Box annotation listing:
⟨

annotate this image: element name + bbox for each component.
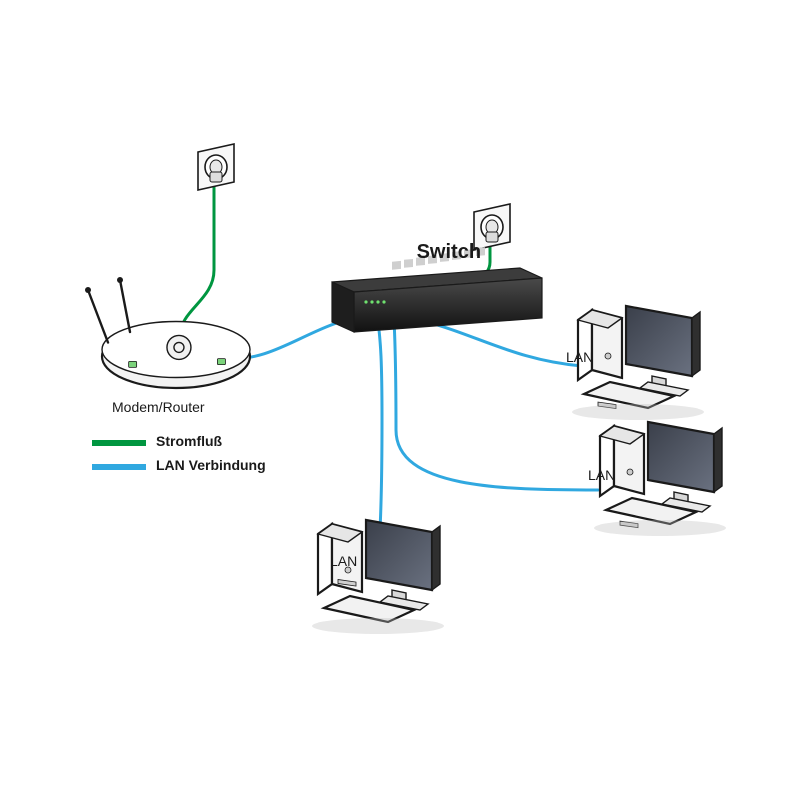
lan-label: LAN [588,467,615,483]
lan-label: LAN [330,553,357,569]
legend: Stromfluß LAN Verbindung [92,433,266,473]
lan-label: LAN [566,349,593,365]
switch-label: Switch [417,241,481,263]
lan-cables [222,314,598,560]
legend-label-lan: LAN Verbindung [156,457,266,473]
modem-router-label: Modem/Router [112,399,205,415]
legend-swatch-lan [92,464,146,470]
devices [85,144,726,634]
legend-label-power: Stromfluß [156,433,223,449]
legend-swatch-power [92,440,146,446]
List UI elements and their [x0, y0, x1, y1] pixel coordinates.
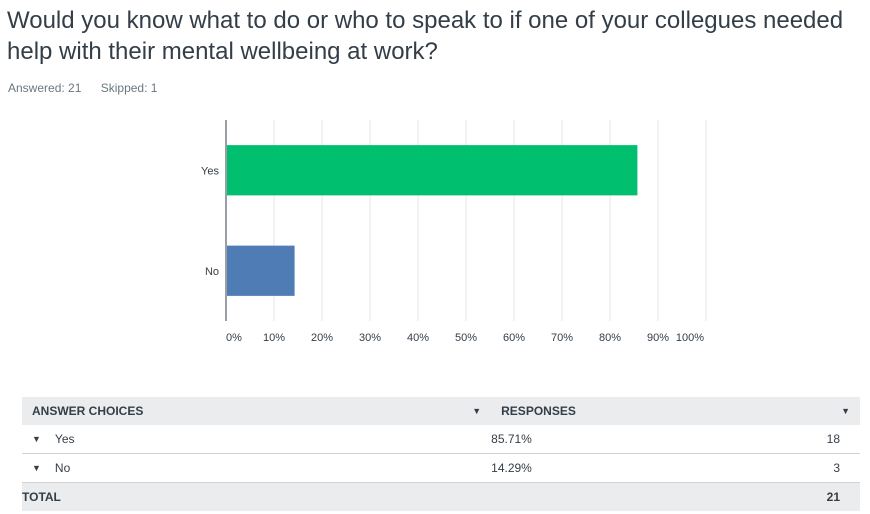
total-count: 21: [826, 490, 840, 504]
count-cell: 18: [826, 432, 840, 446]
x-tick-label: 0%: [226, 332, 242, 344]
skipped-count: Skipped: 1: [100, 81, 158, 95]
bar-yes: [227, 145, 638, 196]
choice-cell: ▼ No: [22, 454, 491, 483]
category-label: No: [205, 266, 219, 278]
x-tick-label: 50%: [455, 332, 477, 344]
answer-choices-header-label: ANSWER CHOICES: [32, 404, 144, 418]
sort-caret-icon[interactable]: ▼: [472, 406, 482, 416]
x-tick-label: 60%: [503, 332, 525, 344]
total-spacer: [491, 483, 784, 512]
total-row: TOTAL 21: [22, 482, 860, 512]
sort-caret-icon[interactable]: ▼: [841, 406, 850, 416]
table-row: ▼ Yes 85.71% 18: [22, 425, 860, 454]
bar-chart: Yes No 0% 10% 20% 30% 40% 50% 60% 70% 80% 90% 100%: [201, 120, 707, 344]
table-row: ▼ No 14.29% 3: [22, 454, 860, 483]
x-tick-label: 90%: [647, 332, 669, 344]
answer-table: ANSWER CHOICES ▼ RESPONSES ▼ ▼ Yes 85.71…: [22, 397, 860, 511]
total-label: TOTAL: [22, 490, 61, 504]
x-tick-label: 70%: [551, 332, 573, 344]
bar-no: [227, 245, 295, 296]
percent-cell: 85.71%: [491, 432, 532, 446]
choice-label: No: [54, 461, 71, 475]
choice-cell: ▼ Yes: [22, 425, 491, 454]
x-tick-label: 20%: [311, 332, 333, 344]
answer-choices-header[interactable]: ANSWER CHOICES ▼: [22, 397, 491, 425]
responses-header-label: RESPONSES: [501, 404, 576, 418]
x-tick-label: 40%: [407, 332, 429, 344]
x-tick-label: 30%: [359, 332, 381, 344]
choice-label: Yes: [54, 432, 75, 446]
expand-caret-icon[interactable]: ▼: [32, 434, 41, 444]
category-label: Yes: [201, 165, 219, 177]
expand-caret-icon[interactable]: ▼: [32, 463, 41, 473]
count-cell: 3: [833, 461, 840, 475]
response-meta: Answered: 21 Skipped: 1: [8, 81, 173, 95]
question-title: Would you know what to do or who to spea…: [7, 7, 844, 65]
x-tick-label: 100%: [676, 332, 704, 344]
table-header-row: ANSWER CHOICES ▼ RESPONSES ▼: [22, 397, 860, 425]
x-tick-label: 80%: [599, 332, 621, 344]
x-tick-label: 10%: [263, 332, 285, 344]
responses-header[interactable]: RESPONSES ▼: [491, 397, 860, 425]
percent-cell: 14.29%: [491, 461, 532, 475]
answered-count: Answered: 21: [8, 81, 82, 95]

⟩

» Given problem
Extract every line from the listing above that contains the string "Skipped".

» Response
skipped-count: Skipped: 1: [100, 81, 158, 95]
response-meta: Answered: 21 Skipped: 1: [8, 81, 173, 95]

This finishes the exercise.